Task item:
Which lines in the records below mention the word "Buerkert"? Copy each one out.

Document page transcript entries
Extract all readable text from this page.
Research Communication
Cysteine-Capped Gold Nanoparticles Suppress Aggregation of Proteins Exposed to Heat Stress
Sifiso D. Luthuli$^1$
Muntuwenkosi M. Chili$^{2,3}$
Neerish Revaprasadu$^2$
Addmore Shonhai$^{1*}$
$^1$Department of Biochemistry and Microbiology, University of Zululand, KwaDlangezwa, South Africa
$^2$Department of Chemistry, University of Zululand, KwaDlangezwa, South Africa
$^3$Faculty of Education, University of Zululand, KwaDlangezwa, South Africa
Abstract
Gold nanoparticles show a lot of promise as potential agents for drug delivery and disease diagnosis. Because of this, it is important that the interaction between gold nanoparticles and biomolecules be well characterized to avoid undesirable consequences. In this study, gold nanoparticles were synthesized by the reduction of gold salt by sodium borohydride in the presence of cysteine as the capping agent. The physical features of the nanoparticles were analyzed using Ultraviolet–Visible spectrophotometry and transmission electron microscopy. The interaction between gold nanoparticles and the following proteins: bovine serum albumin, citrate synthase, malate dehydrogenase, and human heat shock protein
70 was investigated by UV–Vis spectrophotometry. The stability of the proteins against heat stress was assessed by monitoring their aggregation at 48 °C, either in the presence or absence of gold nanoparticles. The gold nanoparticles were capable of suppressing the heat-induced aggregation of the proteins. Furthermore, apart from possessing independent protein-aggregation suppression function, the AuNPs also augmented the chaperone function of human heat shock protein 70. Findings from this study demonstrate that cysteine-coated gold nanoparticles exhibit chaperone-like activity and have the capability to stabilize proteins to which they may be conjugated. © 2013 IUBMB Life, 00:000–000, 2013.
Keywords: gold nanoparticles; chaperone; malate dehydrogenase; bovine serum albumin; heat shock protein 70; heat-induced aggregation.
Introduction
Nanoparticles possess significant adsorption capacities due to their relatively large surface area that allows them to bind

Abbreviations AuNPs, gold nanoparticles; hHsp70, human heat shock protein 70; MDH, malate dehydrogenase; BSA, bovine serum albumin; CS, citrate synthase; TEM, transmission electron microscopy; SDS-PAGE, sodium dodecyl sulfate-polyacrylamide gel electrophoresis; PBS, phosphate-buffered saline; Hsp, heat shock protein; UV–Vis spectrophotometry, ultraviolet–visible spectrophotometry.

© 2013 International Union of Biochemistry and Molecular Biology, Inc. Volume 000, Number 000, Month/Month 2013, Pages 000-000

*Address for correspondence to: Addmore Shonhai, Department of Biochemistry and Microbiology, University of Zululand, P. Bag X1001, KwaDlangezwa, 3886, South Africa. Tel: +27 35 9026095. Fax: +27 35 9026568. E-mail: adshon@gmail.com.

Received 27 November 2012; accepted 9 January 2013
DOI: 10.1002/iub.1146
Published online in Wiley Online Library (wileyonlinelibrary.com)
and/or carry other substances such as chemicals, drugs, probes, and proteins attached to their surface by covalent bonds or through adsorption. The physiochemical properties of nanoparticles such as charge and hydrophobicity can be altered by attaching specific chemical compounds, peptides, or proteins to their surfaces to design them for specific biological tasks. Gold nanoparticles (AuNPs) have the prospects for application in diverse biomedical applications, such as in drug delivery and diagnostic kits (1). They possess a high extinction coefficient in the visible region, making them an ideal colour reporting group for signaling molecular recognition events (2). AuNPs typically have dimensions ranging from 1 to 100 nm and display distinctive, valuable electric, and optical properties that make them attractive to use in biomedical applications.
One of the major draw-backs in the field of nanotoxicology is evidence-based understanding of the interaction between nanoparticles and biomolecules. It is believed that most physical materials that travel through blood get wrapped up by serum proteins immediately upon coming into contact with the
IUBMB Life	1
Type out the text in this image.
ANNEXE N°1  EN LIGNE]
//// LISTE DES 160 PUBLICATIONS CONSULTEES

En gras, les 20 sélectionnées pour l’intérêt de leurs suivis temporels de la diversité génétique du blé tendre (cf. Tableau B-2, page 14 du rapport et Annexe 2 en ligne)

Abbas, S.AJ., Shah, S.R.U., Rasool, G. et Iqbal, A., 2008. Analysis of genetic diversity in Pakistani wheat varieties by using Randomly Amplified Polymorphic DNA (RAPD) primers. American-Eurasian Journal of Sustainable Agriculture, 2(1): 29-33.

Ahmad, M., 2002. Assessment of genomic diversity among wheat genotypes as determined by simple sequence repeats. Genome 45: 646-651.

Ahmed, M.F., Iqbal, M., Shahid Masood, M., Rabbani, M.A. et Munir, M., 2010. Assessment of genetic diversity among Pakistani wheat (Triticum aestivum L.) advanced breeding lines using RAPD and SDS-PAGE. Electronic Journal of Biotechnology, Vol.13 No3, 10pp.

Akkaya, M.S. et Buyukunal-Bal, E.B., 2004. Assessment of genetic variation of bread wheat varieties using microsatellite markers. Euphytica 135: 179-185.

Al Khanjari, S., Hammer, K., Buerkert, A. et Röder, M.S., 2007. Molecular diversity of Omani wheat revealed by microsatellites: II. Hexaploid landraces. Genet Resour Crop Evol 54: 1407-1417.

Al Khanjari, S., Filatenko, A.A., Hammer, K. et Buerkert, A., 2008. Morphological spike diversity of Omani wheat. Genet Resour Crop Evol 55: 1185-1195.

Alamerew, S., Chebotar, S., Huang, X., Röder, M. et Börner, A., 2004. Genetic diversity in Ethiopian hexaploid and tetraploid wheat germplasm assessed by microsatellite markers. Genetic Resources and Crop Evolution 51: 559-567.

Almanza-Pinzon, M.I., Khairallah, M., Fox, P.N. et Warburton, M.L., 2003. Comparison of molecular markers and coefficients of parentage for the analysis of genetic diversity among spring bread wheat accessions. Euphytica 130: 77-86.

Result of this task:
Al Khanjari, S., Hammer, K., Buerkert, A. et Röder, M.S., 2007. Molecular diversity of Omani wheat revealed by microsatellites: II. Hexaploid landraces. Genet Resour Crop Evol 54: 1407-1417.
Al Khanjari, S., Filatenko, A.A., Hammer, K. et Buerkert, A., 2008. Morphological spike diversity of Omani wheat. Genet Resour Crop Evol 55: 1185-1195.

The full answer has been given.